[Dataset records]
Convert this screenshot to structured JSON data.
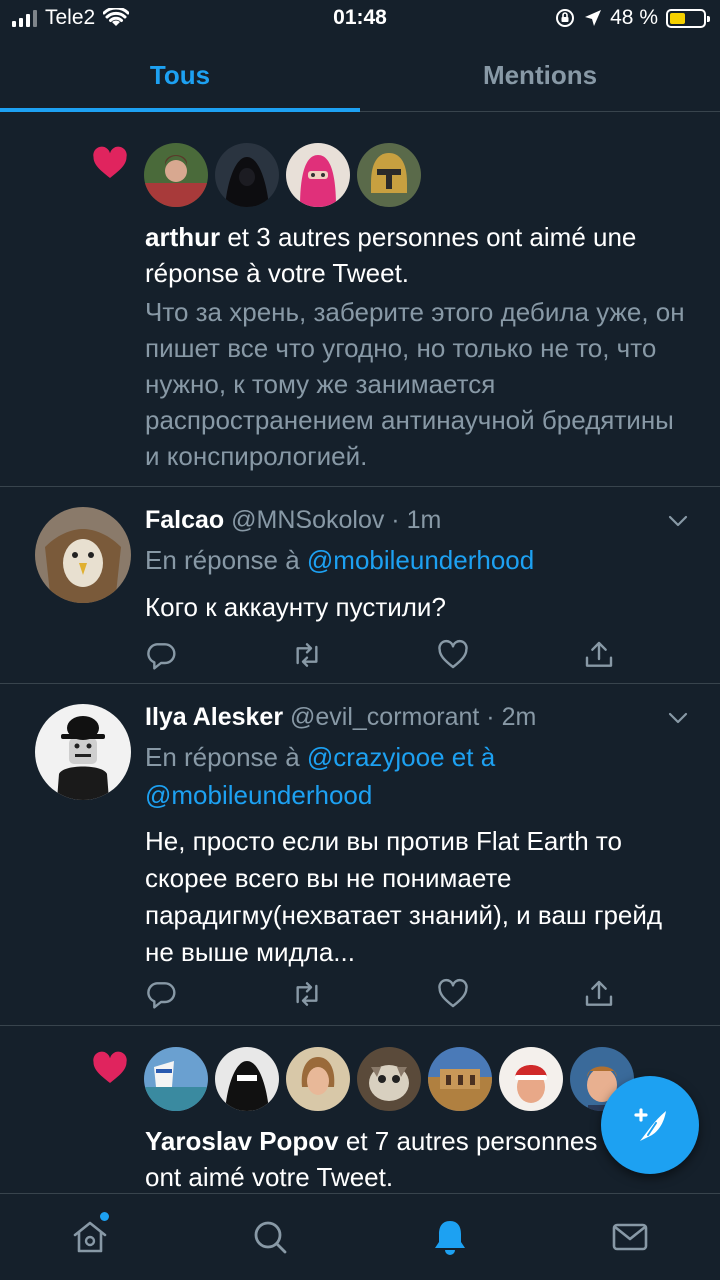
{
  "status_bar": {
    "carrier": "Tele2",
    "time": "01:48",
    "battery": "48 %",
    "battery_level": 0.48
  },
  "tabs": [
    {
      "label": "Tous",
      "active": true
    },
    {
      "label": "Mentions",
      "active": false
    }
  ],
  "feed": {
    "like1": {
      "name": "arthur",
      "text": " et 3 autres personnes ont aimé une réponse à votre Tweet.",
      "quote": "Что за хрень, заберите этого дебила уже, он пишет все что угодно, но только не то, что нужно, к тому же занимается распространением антинаучной бредятины и конспирологией."
    },
    "tweet1": {
      "name": "Falcao",
      "handle": "@MNSokolov",
      "sep": " · ",
      "time": "1m",
      "reply_prefix": "En réponse à ",
      "reply_to": "@mobileunderhood",
      "text": "Кого к аккаунту пустили?"
    },
    "tweet2": {
      "name": "Ilya Alesker",
      "handle": "@evil_cormorant",
      "sep": " · ",
      "time": "2m",
      "reply_prefix": "En réponse à ",
      "reply_to": "@crazyjooe et à @mobileunderhood",
      "text": "Не, просто если вы против Flat Earth то скорее всего вы не понимаете парадигму(нехватает знаний), и ваш грейд не выше мидла..."
    },
    "like2": {
      "name": "Yaroslav Popov",
      "text": " et 7 autres personnes ont aimé votre Tweet."
    }
  },
  "colors": {
    "background": "#15202b",
    "accent": "#1da1f2",
    "like": "#e0245e",
    "secondary_text": "#8899a6",
    "divider": "#38444d"
  },
  "icons": {
    "status": [
      "signal-icon",
      "wifi-icon",
      "orientation-lock-icon",
      "location-arrow-icon",
      "battery-icon"
    ],
    "actions": [
      "reply-icon",
      "retweet-icon",
      "like-icon",
      "share-icon"
    ],
    "nav": [
      "home-icon",
      "search-icon",
      "notifications-icon",
      "messages-icon"
    ],
    "fab": "compose-tweet-icon"
  }
}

Request —
Reproduce every line of the material precisely, omitting its pictures.

Result of this task —
Convert this screenshot to structured JSON data.
{
  "status_bar": {
    "carrier": "Tele2",
    "time": "01:48",
    "battery": "48 %",
    "battery_level": 0.48
  },
  "tabs": [
    {
      "label": "Tous",
      "active": true
    },
    {
      "label": "Mentions",
      "active": false
    }
  ],
  "feed": {
    "like1": {
      "name": "arthur",
      "text": " et 3 autres personnes ont aimé une réponse à votre Tweet.",
      "quote": "Что за хрень, заберите этого дебила уже, он пишет все что угодно, но только не то, что нужно, к тому же занимается распространением антинаучной бредятины и конспирологией."
    },
    "tweet1": {
      "name": "Falcao",
      "handle": "@MNSokolov",
      "sep": " · ",
      "time": "1m",
      "reply_prefix": "En réponse à ",
      "reply_to": "@mobileunderhood",
      "text": "Кого к аккаунту пустили?"
    },
    "tweet2": {
      "name": "Ilya Alesker",
      "handle": "@evil_cormorant",
      "sep": " · ",
      "time": "2m",
      "reply_prefix": "En réponse à ",
      "reply_to": "@crazyjooe et à @mobileunderhood",
      "text": "Не, просто если вы против Flat Earth то скорее всего вы не понимаете парадигму(нехватает знаний), и ваш грейд не выше мидла..."
    },
    "like2": {
      "name": "Yaroslav Popov",
      "text": " et 7 autres personnes ont aimé votre Tweet."
    }
  },
  "colors": {
    "background": "#15202b",
    "accent": "#1da1f2",
    "like": "#e0245e",
    "secondary_text": "#8899a6",
    "divider": "#38444d"
  },
  "icons": {
    "status": [
      "signal-icon",
      "wifi-icon",
      "orientation-lock-icon",
      "location-arrow-icon",
      "battery-icon"
    ],
    "actions": [
      "reply-icon",
      "retweet-icon",
      "like-icon",
      "share-icon"
    ],
    "nav": [
      "home-icon",
      "search-icon",
      "notifications-icon",
      "messages-icon"
    ],
    "fab": "compose-tweet-icon"
  }
}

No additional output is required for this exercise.